> **WHAT IS EXPECTED**
The answer is the line with "Convert this document image to plain text." and every line after it to the end of the listing, retyped exactly. Pictures do not belong in it.

(A run of records)
* START *
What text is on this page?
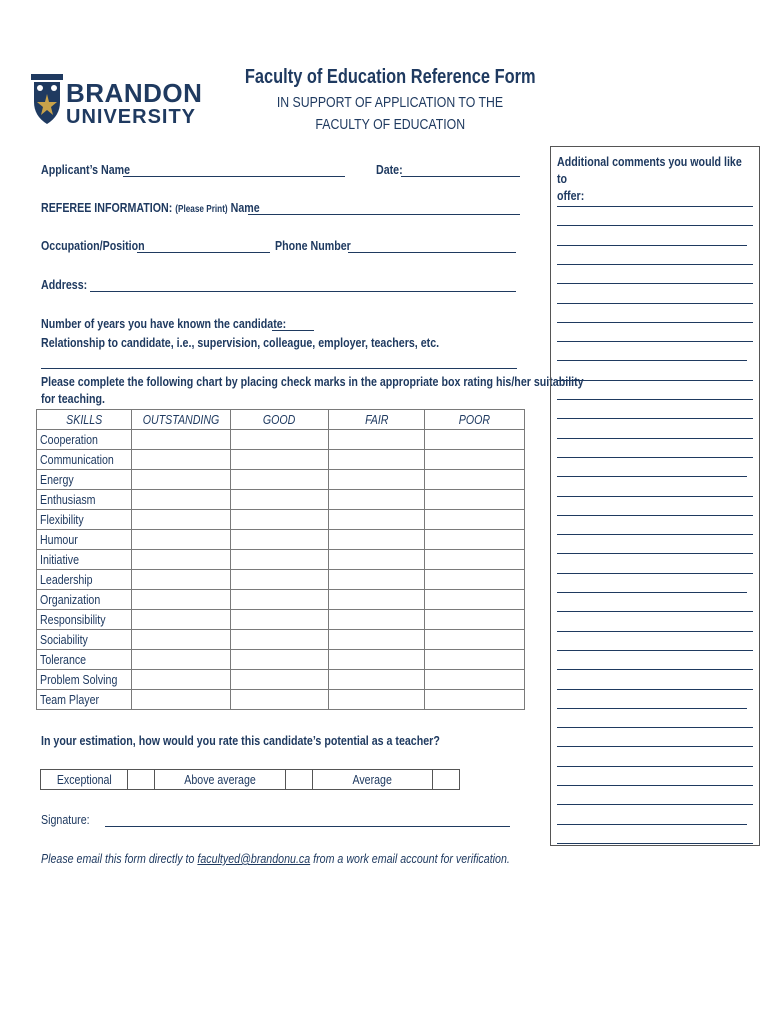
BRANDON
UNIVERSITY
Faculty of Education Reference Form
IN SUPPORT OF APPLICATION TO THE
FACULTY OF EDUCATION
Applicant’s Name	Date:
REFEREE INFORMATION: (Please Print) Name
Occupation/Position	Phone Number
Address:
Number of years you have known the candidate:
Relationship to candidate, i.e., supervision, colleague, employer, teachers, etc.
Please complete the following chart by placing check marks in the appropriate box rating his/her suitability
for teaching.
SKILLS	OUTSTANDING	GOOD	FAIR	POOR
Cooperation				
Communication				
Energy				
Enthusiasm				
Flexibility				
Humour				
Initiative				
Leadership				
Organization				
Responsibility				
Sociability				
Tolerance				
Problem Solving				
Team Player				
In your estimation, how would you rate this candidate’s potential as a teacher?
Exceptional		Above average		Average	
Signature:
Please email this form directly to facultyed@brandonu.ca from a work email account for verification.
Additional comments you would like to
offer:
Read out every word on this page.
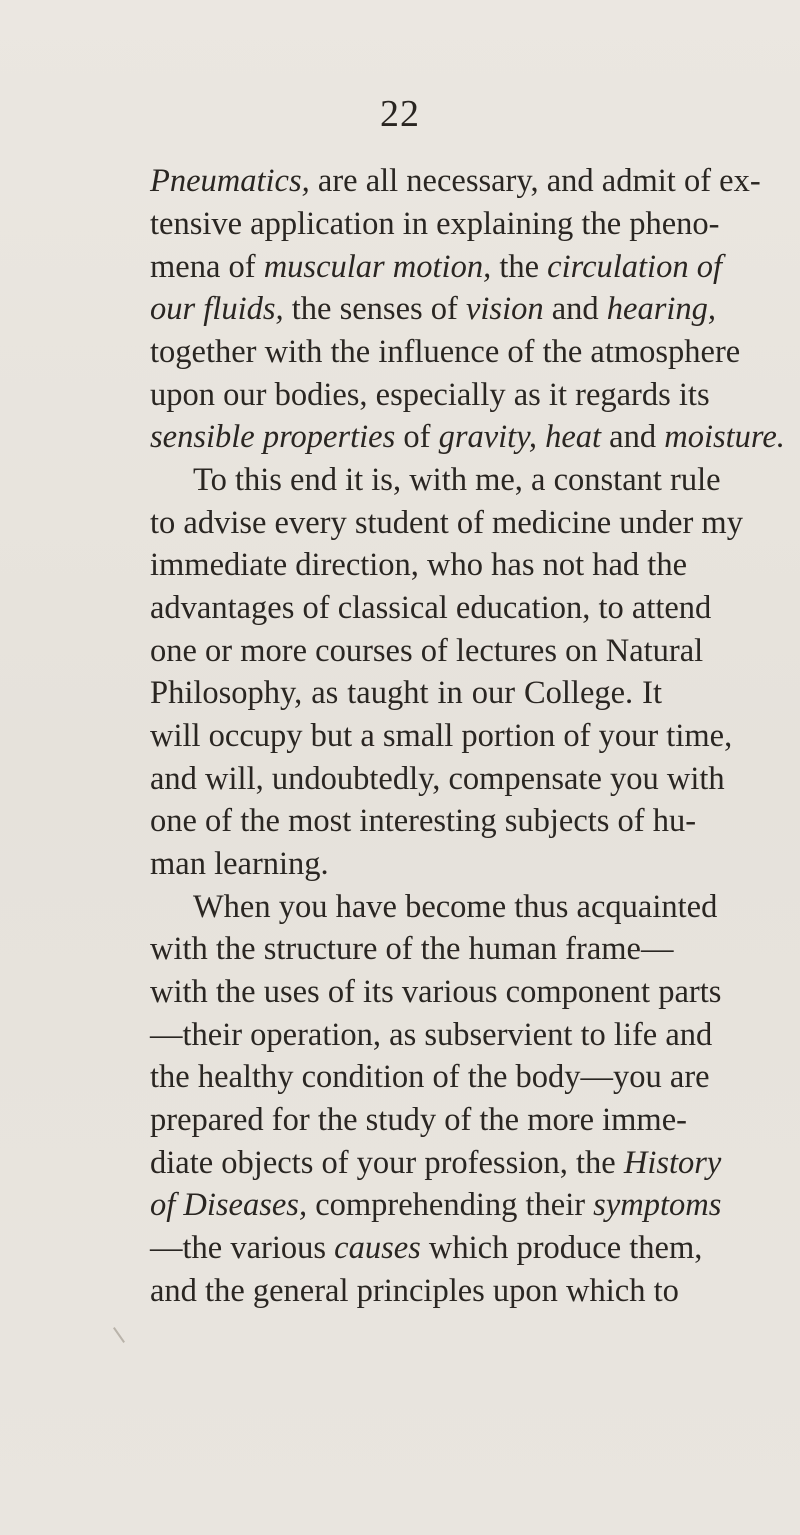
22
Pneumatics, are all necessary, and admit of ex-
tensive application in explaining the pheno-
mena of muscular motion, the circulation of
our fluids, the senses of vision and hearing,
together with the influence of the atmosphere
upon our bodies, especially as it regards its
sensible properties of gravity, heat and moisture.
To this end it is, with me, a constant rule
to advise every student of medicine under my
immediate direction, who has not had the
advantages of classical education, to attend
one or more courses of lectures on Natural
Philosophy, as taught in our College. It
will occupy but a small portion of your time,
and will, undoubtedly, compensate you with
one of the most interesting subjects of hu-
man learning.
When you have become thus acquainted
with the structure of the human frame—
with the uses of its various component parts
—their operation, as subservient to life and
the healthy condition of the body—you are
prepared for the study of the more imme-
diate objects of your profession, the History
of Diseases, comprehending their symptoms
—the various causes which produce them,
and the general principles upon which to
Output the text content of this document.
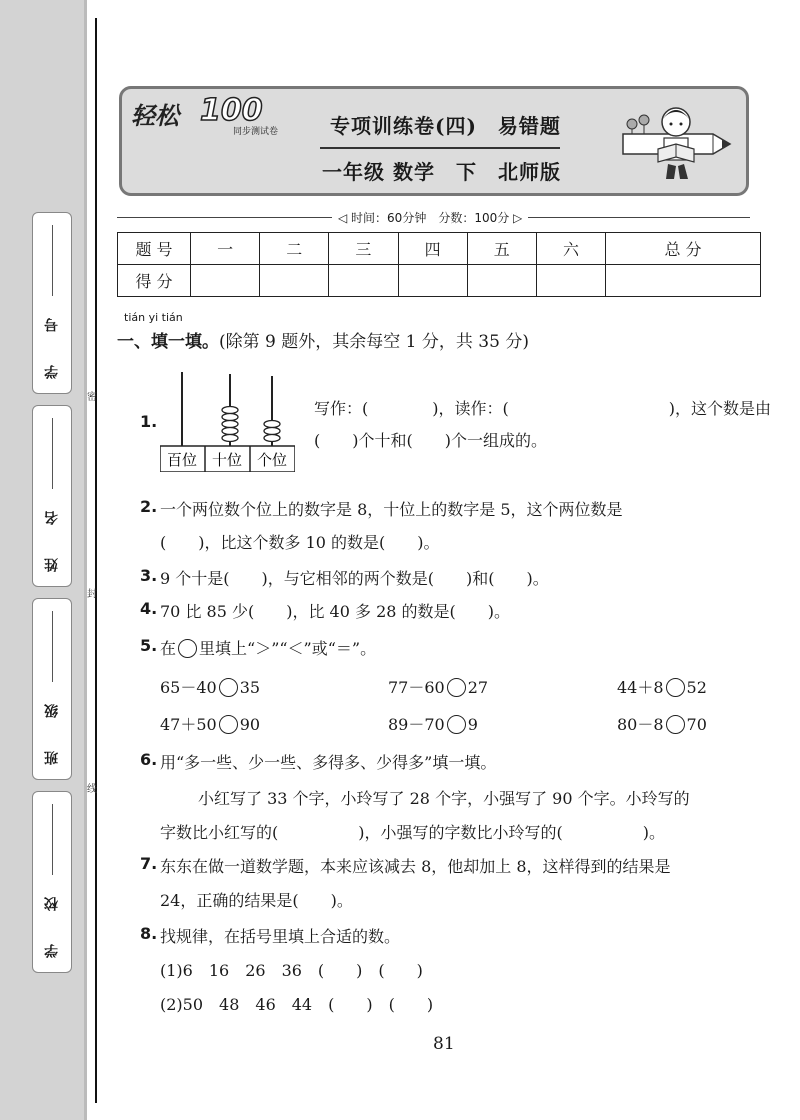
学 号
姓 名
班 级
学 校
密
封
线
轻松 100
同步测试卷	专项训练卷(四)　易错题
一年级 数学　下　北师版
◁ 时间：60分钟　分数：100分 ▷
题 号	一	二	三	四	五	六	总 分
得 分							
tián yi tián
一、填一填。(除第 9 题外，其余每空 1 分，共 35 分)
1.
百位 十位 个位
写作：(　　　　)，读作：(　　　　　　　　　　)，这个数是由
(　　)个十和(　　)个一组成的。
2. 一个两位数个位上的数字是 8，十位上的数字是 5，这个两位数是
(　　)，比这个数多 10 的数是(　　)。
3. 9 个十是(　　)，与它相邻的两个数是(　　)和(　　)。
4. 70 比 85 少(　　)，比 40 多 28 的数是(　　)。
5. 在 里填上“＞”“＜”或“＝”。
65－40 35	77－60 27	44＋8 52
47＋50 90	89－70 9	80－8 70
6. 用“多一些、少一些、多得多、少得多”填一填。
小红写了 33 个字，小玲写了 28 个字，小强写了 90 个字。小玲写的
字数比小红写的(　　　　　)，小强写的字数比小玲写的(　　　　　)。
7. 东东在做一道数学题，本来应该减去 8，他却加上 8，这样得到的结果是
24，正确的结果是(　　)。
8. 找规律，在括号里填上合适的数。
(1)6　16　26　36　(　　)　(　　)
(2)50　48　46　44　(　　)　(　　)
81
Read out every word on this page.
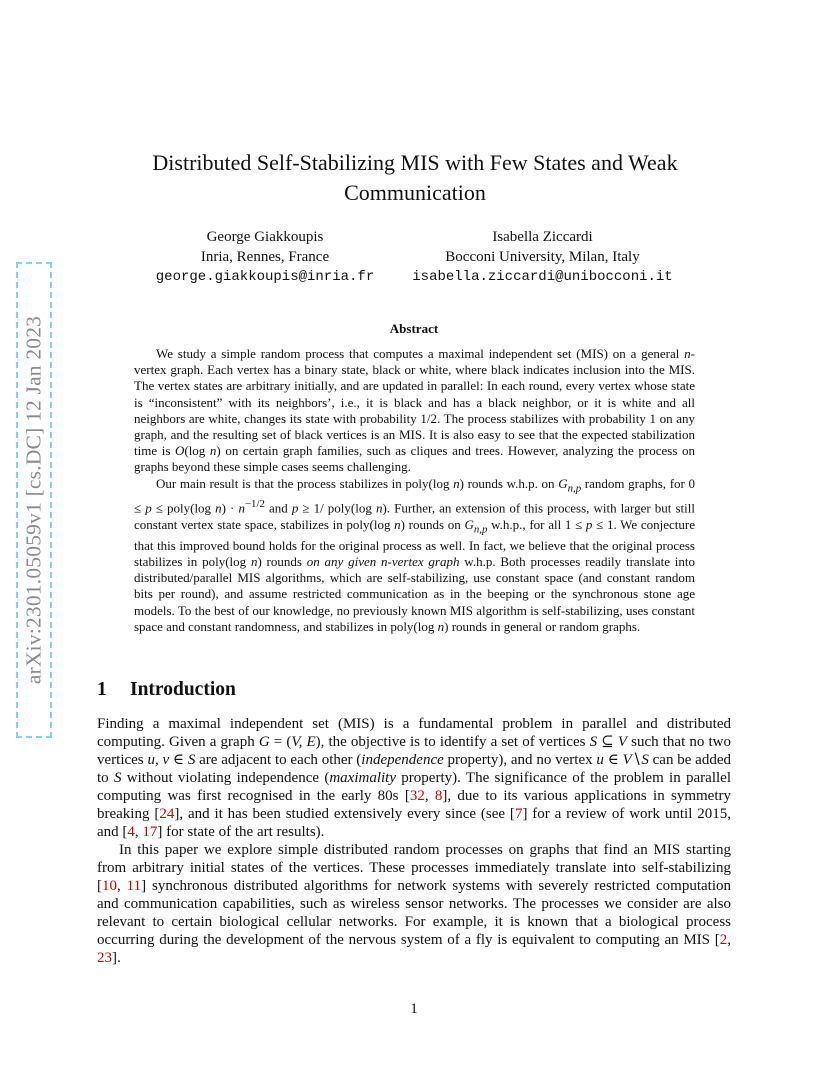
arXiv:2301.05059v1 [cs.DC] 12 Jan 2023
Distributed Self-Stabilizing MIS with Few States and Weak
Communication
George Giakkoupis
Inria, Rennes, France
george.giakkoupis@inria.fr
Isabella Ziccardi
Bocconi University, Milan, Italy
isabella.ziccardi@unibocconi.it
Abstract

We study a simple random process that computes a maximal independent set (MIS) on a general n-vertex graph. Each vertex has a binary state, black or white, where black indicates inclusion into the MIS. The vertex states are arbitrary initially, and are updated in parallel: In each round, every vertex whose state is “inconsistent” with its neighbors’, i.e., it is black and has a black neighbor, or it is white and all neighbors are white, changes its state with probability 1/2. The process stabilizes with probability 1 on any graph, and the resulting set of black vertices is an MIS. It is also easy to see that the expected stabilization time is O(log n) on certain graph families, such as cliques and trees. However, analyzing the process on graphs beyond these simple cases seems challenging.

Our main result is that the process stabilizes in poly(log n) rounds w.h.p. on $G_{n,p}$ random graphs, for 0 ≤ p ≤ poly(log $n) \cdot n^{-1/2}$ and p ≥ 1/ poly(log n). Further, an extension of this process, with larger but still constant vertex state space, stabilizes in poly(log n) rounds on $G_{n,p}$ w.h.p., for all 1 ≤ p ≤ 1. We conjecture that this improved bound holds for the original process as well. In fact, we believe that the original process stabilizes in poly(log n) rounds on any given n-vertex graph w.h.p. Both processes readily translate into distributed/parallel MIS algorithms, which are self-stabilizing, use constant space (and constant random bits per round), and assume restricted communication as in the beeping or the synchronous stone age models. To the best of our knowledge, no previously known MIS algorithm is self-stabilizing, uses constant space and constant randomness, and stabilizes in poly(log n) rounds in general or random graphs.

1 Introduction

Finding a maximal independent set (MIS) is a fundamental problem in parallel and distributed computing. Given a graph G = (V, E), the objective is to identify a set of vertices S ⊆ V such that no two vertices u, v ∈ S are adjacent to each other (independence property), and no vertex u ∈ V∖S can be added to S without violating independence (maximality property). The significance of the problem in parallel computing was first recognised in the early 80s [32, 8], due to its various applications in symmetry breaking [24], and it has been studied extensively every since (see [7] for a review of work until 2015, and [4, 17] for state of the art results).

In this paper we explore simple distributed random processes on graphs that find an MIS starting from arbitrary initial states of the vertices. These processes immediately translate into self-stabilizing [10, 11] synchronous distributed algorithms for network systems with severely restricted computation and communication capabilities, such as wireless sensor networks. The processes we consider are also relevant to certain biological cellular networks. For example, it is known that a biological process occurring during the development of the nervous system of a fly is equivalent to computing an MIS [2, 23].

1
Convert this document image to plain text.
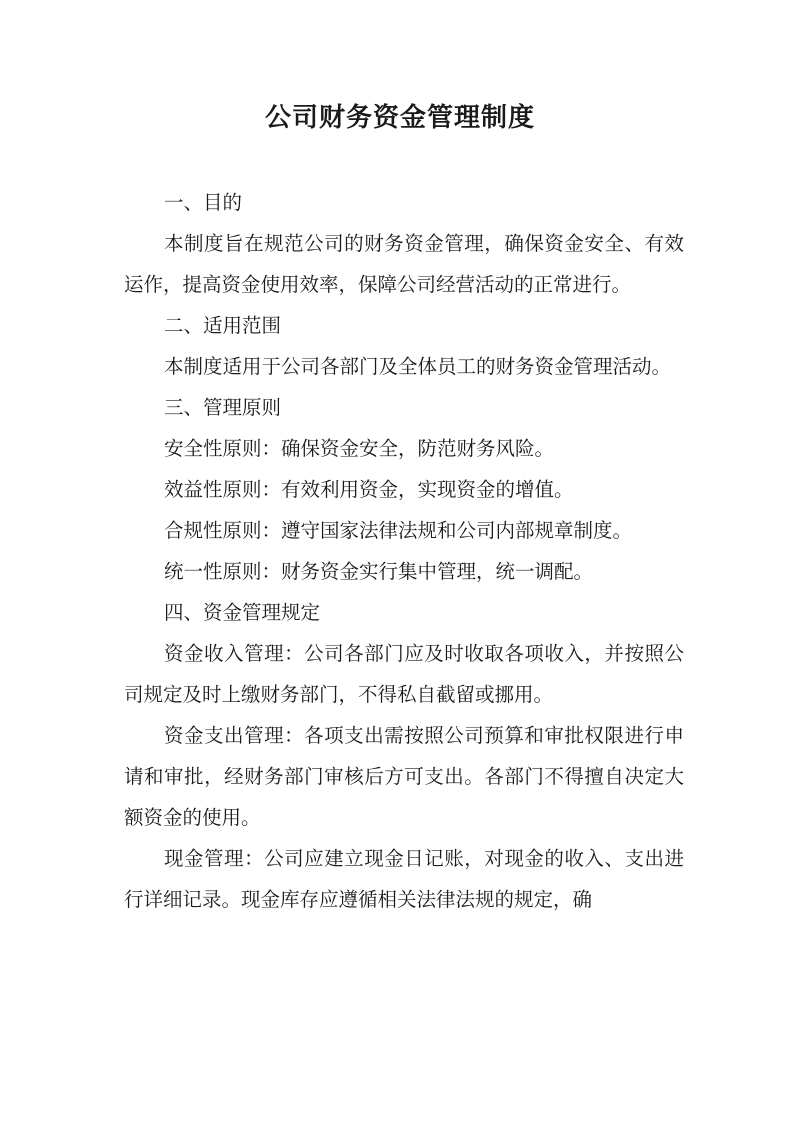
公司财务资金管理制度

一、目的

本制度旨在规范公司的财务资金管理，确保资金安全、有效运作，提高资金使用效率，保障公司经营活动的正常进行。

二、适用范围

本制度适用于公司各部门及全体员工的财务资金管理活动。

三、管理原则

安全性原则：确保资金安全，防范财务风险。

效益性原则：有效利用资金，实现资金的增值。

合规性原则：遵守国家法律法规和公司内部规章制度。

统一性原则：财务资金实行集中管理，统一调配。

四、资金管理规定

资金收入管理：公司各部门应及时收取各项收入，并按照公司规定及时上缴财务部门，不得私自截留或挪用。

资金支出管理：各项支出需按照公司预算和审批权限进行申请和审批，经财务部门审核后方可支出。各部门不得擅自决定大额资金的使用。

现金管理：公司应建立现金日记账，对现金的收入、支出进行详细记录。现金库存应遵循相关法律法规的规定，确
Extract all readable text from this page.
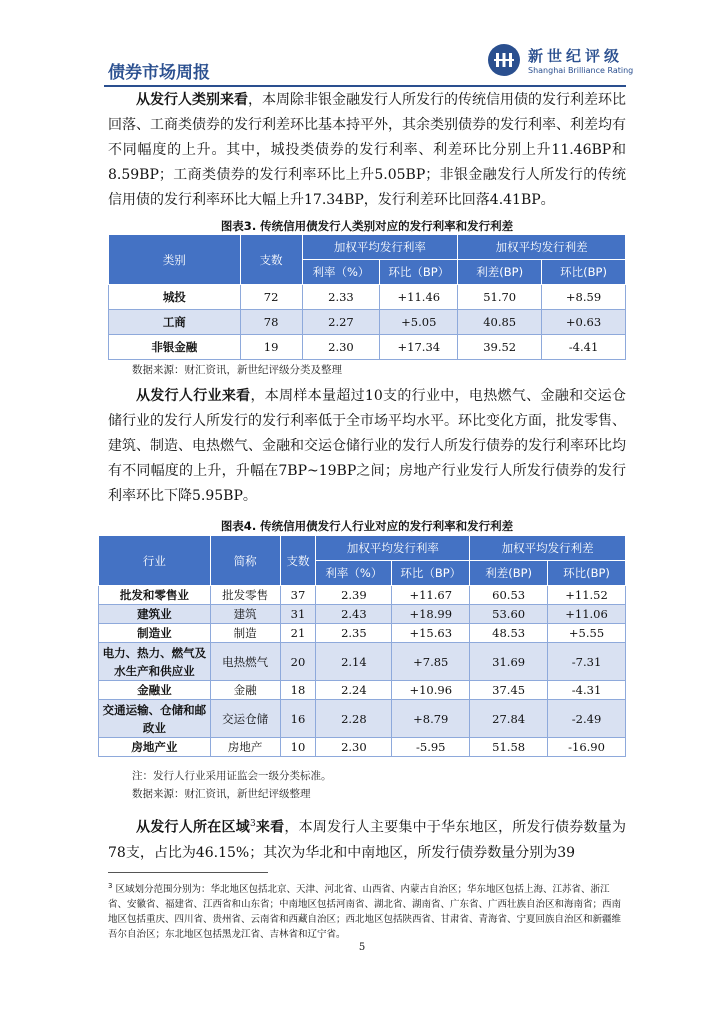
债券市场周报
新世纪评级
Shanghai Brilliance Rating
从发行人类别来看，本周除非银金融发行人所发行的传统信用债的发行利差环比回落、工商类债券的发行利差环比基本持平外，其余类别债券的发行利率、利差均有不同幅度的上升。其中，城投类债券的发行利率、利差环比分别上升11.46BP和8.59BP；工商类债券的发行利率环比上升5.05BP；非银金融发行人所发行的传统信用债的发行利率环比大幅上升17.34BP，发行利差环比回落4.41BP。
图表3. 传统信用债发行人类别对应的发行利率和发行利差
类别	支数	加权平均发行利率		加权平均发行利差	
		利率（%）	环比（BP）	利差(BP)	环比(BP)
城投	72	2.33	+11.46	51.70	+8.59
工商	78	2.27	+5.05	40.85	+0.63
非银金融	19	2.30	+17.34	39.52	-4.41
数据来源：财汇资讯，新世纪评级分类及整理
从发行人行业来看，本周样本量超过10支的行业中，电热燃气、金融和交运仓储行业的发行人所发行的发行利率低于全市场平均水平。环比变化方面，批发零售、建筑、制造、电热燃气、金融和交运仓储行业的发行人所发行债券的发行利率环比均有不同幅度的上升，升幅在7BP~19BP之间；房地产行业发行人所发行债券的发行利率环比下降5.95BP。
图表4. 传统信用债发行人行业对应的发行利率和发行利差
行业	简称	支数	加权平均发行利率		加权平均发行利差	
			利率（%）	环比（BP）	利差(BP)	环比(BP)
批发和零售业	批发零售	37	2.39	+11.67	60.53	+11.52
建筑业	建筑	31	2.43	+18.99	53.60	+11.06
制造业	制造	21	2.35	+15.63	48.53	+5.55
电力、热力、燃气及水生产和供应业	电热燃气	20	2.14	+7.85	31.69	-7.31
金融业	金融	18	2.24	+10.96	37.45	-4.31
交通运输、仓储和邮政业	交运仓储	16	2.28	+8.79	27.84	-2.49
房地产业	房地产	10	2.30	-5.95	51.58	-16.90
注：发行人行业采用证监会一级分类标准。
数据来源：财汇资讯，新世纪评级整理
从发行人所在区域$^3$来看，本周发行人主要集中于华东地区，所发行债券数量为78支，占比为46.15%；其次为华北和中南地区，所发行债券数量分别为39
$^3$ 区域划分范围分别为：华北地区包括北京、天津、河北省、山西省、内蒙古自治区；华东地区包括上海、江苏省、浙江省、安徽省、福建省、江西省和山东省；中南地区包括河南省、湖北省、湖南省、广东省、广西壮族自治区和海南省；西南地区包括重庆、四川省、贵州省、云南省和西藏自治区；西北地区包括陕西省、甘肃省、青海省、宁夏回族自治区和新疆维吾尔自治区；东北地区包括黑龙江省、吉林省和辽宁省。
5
* END *
> **WRITTEN RESPONSE**
Convert this document image to plain text.
公司财务资金管理制度

一、目的

本制度旨在规范公司的财务资金管理，确保资金安全、有效运作，提高资金使用效率，保障公司经营活动的正常进行。

二、适用范围

本制度适用于公司各部门及全体员工的财务资金管理活动。

三、管理原则

安全性原则：确保资金安全，防范财务风险。

效益性原则：有效利用资金，实现资金的增值。

合规性原则：遵守国家法律法规和公司内部规章制度。

统一性原则：财务资金实行集中管理，统一调配。

四、资金管理规定

资金收入管理：公司各部门应及时收取各项收入，并按照公司规定及时上缴财务部门，不得私自截留或挪用。

资金支出管理：各项支出需按照公司预算和审批权限进行申请和审批，经财务部门审核后方可支出。各部门不得擅自决定大额资金的使用。

现金管理：公司应建立现金日记账，对现金的收入、支出进行详细记录。现金库存应遵循相关法律法规的规定，确
Extract all readable text from this page.
债券市场周报
新世纪评级
Shanghai Brilliance Rating
从发行人类别来看，本周除非银金融发行人所发行的传统信用债的发行利差环比回落、工商类债券的发行利差环比基本持平外，其余类别债券的发行利率、利差均有不同幅度的上升。其中，城投类债券的发行利率、利差环比分别上升11.46BP和8.59BP；工商类债券的发行利率环比上升5.05BP；非银金融发行人所发行的传统信用债的发行利率环比大幅上升17.34BP，发行利差环比回落4.41BP。
图表3. 传统信用债发行人类别对应的发行利率和发行利差
类别	支数	加权平均发行利率		加权平均发行利差	
		利率（%）	环比（BP）	利差(BP)	环比(BP)
城投	72	2.33	+11.46	51.70	+8.59
工商	78	2.27	+5.05	40.85	+0.63
非银金融	19	2.30	+17.34	39.52	-4.41
数据来源：财汇资讯，新世纪评级分类及整理
从发行人行业来看，本周样本量超过10支的行业中，电热燃气、金融和交运仓储行业的发行人所发行的发行利率低于全市场平均水平。环比变化方面，批发零售、建筑、制造、电热燃气、金融和交运仓储行业的发行人所发行债券的发行利率环比均有不同幅度的上升，升幅在7BP~19BP之间；房地产行业发行人所发行债券的发行利率环比下降5.95BP。
图表4. 传统信用债发行人行业对应的发行利率和发行利差
行业	简称	支数	加权平均发行利率		加权平均发行利差	
			利率（%）	环比（BP）	利差(BP)	环比(BP)
批发和零售业	批发零售	37	2.39	+11.67	60.53	+11.52
建筑业	建筑	31	2.43	+18.99	53.60	+11.06
制造业	制造	21	2.35	+15.63	48.53	+5.55
电力、热力、燃气及水生产和供应业	电热燃气	20	2.14	+7.85	31.69	-7.31
金融业	金融	18	2.24	+10.96	37.45	-4.31
交通运输、仓储和邮政业	交运仓储	16	2.28	+8.79	27.84	-2.49
房地产业	房地产	10	2.30	-5.95	51.58	-16.90
注：发行人行业采用证监会一级分类标准。
数据来源：财汇资讯，新世纪评级整理
从发行人所在区域$^3$来看，本周发行人主要集中于华东地区，所发行债券数量为78支，占比为46.15%；其次为华北和中南地区，所发行债券数量分别为39
$^3$ 区域划分范围分别为：华北地区包括北京、天津、河北省、山西省、内蒙古自治区；华东地区包括上海、江苏省、浙江省、安徽省、福建省、江西省和山东省；中南地区包括河南省、湖北省、湖南省、广东省、广西壮族自治区和海南省；西南地区包括重庆、四川省、贵州省、云南省和西藏自治区；西北地区包括陕西省、甘肃省、青海省、宁夏回族自治区和新疆维吾尔自治区；东北地区包括黑龙江省、吉林省和辽宁省。
5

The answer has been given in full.